Do this →
Wherever the string "data" occurs in a line of these records, report that line.
:::
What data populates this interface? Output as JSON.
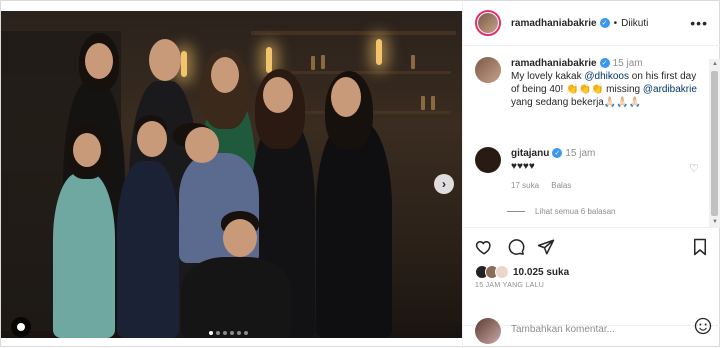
{
  "post": {
    "photo_alt": "",
    "carousel": {
      "total": 6,
      "active": 0
    },
    "next_icon": "chevron-right-icon",
    "user_tag_icon": "person-icon"
  },
  "header": {
    "username": "ramadhaniabakrie",
    "separator": "•",
    "follow_state": "Diikuti",
    "more": "•••"
  },
  "caption": {
    "username": "ramadhaniabakrie",
    "time": "15 jam",
    "text_before": "My lovely kakak ",
    "mention1": "@dhikoos",
    "text_mid": " on his first day of being 40! 👏👏👏 missing ",
    "mention2": "@ardibakrie",
    "text_after": " yang sedang bekerja🙏🏻🙏🏻🙏🏻"
  },
  "comment": {
    "username": "gitajanu",
    "time": "15 jam",
    "text": "♥♥♥♥",
    "likes": "17 suka",
    "reply": "Balas",
    "view_replies": "Lihat semua 6 balasan"
  },
  "stats": {
    "likes": "10.025 suka",
    "time_ago": "15 JAM YANG LALU"
  },
  "add_comment": {
    "placeholder": "Tambahkan komentar..."
  },
  "colors": {
    "verified": "#3897f0",
    "mention": "#00376b",
    "story_ring": "#e1306c"
  }
}
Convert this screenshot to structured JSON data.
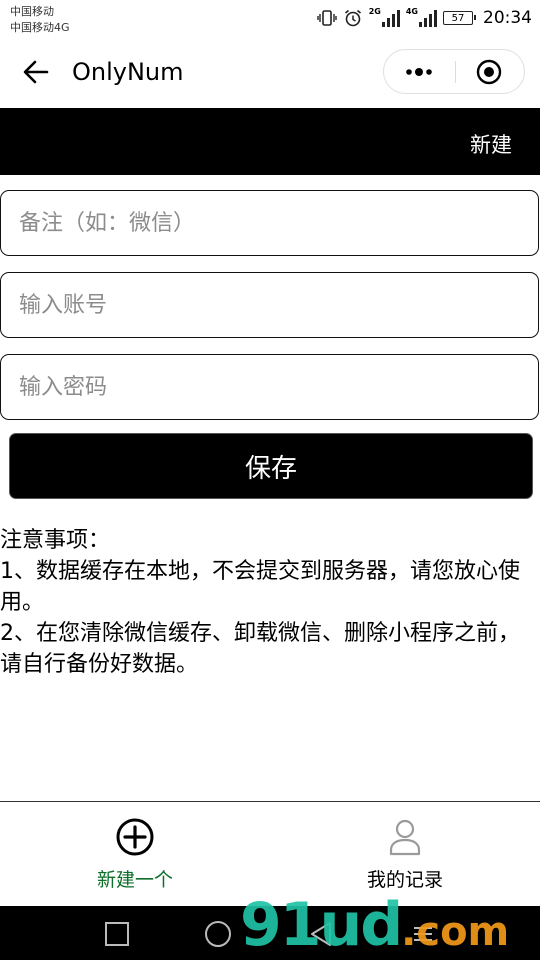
:::
Task solution →
What data populates this interface? Output as JSON.
Convert this screenshot to structured JSON data.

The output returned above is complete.